====== Data for this task
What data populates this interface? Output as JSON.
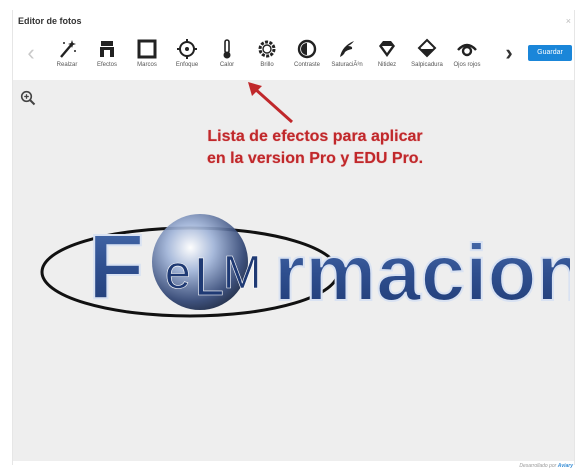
{
  "window": {
    "title": "Editor de fotos",
    "close": "×"
  },
  "toolbar": {
    "prev": "‹",
    "next": "›",
    "save_label": "Guardar",
    "tools": [
      {
        "label": "Realzar",
        "icon": "magic-wand-icon"
      },
      {
        "label": "Efectos",
        "icon": "effects-icon"
      },
      {
        "label": "Marcos",
        "icon": "frame-icon"
      },
      {
        "label": "Enfoque",
        "icon": "focus-icon"
      },
      {
        "label": "Calor",
        "icon": "thermometer-icon"
      },
      {
        "label": "Brillo",
        "icon": "brightness-icon"
      },
      {
        "label": "Contraste",
        "icon": "contrast-icon"
      },
      {
        "label": "SaturaciÃ³n",
        "icon": "saturation-icon"
      },
      {
        "label": "Nitidez",
        "icon": "sharpness-icon"
      },
      {
        "label": "Salpicadura",
        "icon": "splash-icon"
      },
      {
        "label": "Ojos rojos",
        "icon": "eye-icon"
      }
    ]
  },
  "annotation": {
    "line1": "Lista de efectos para aplicar",
    "line2": "en la version Pro y EDU Pro."
  },
  "logo": {
    "letter_f": "F",
    "letter_e": "e",
    "letter_l": "L",
    "letter_m": "M",
    "rest": "rmacion"
  },
  "footer": {
    "powered_text": "Desarrollado por",
    "powered_brand": "Aviary"
  },
  "colors": {
    "accent": "#1a86d9",
    "annotation": "#c0282b",
    "canvas": "#eeeeee"
  }
}
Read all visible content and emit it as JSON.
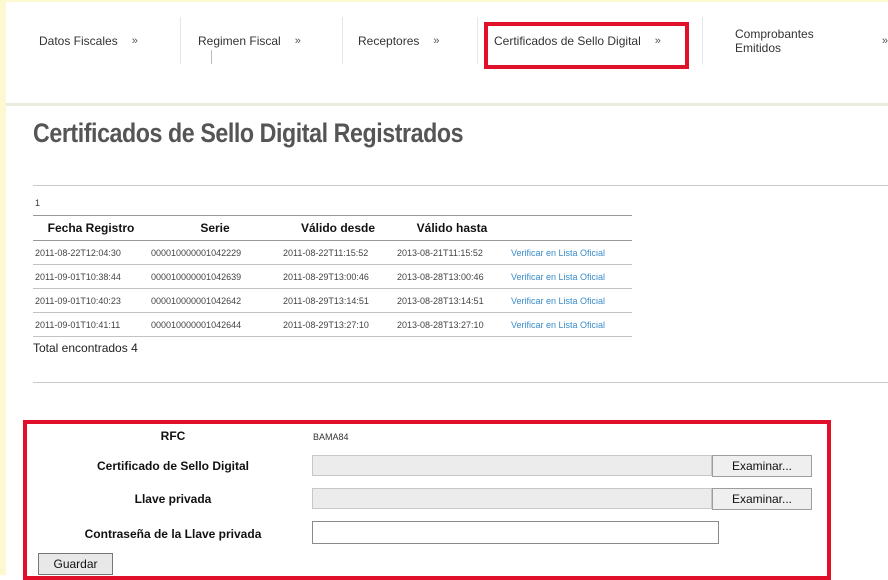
{
  "tabs": [
    {
      "label": "Datos Fiscales",
      "chevron": "»"
    },
    {
      "label": "Regimen Fiscal",
      "chevron": "»"
    },
    {
      "label": "Receptores",
      "chevron": "»"
    },
    {
      "label": "Certificados de Sello Digital",
      "chevron": "»"
    },
    {
      "label": "Comprobantes Emitidos",
      "chevron": "»"
    }
  ],
  "heading": "Certificados de Sello Digital Registrados",
  "table": {
    "page_number": "1",
    "columns": [
      "Fecha Registro",
      "Serie",
      "Válido desde",
      "Válido hasta",
      ""
    ],
    "rows": [
      [
        "2011-08-22T12:04:30",
        "000010000001042229",
        "2011-08-22T11:15:52",
        "2013-08-21T11:15:52",
        "Verificar en Lista Oficial"
      ],
      [
        "2011-09-01T10:38:44",
        "000010000001042639",
        "2011-08-29T13:00:46",
        "2013-08-28T13:00:46",
        "Verificar en Lista Oficial"
      ],
      [
        "2011-09-01T10:40:23",
        "000010000001042642",
        "2011-08-29T13:14:51",
        "2013-08-28T13:14:51",
        "Verificar en Lista Oficial"
      ],
      [
        "2011-09-01T10:41:11",
        "000010000001042644",
        "2011-08-29T13:27:10",
        "2013-08-28T13:27:10",
        "Verificar en Lista Oficial"
      ]
    ],
    "total": "Total encontrados 4"
  },
  "form": {
    "rfc_label": "RFC",
    "rfc_value": "BAMA84",
    "cert_label": "Certificado de Sello Digital",
    "cert_value": "",
    "key_label": "Llave privada",
    "key_value": "",
    "browse_label": "Examinar...",
    "password_label": "Contraseña de la Llave privada",
    "password_value": "",
    "save_label": "Guardar"
  },
  "colors": {
    "highlight": "#e0102a",
    "link": "#3a8dc8",
    "heading": "#555555"
  }
}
============
# [Set task]
Transcribe all of the material exactly, leaving out whatever pictures it contains.

# [Reply]
What data populates this interface? Output as JSON.
{
  "window": {
    "title": "Editor de fotos",
    "close": "×"
  },
  "toolbar": {
    "prev": "‹",
    "next": "›",
    "save_label": "Guardar",
    "tools": [
      {
        "label": "Realzar",
        "icon": "magic-wand-icon"
      },
      {
        "label": "Efectos",
        "icon": "effects-icon"
      },
      {
        "label": "Marcos",
        "icon": "frame-icon"
      },
      {
        "label": "Enfoque",
        "icon": "focus-icon"
      },
      {
        "label": "Calor",
        "icon": "thermometer-icon"
      },
      {
        "label": "Brillo",
        "icon": "brightness-icon"
      },
      {
        "label": "Contraste",
        "icon": "contrast-icon"
      },
      {
        "label": "SaturaciÃ³n",
        "icon": "saturation-icon"
      },
      {
        "label": "Nitidez",
        "icon": "sharpness-icon"
      },
      {
        "label": "Salpicadura",
        "icon": "splash-icon"
      },
      {
        "label": "Ojos rojos",
        "icon": "eye-icon"
      }
    ]
  },
  "annotation": {
    "line1": "Lista de efectos para aplicar",
    "line2": "en la version Pro y EDU Pro."
  },
  "logo": {
    "letter_f": "F",
    "letter_e": "e",
    "letter_l": "L",
    "letter_m": "M",
    "rest": "rmacion"
  },
  "footer": {
    "powered_text": "Desarrollado por",
    "powered_brand": "Aviary"
  },
  "colors": {
    "accent": "#1a86d9",
    "annotation": "#c0282b",
    "canvas": "#eeeeee"
  }
}
Read all visible content and emit it as JSON.
{
  "tabs": [
    {
      "label": "Datos Fiscales",
      "chevron": "»"
    },
    {
      "label": "Regimen Fiscal",
      "chevron": "»"
    },
    {
      "label": "Receptores",
      "chevron": "»"
    },
    {
      "label": "Certificados de Sello Digital",
      "chevron": "»"
    },
    {
      "label": "Comprobantes Emitidos",
      "chevron": "»"
    }
  ],
  "heading": "Certificados de Sello Digital Registrados",
  "table": {
    "page_number": "1",
    "columns": [
      "Fecha Registro",
      "Serie",
      "Válido desde",
      "Válido hasta",
      ""
    ],
    "rows": [
      [
        "2011-08-22T12:04:30",
        "000010000001042229",
        "2011-08-22T11:15:52",
        "2013-08-21T11:15:52",
        "Verificar en Lista Oficial"
      ],
      [
        "2011-09-01T10:38:44",
        "000010000001042639",
        "2011-08-29T13:00:46",
        "2013-08-28T13:00:46",
        "Verificar en Lista Oficial"
      ],
      [
        "2011-09-01T10:40:23",
        "000010000001042642",
        "2011-08-29T13:14:51",
        "2013-08-28T13:14:51",
        "Verificar en Lista Oficial"
      ],
      [
        "2011-09-01T10:41:11",
        "000010000001042644",
        "2011-08-29T13:27:10",
        "2013-08-28T13:27:10",
        "Verificar en Lista Oficial"
      ]
    ],
    "total": "Total encontrados 4"
  },
  "form": {
    "rfc_label": "RFC",
    "rfc_value": "BAMA84",
    "cert_label": "Certificado de Sello Digital",
    "cert_value": "",
    "key_label": "Llave privada",
    "key_value": "",
    "browse_label": "Examinar...",
    "password_label": "Contraseña de la Llave privada",
    "password_value": "",
    "save_label": "Guardar"
  },
  "colors": {
    "highlight": "#e0102a",
    "link": "#3a8dc8",
    "heading": "#555555"
  }
}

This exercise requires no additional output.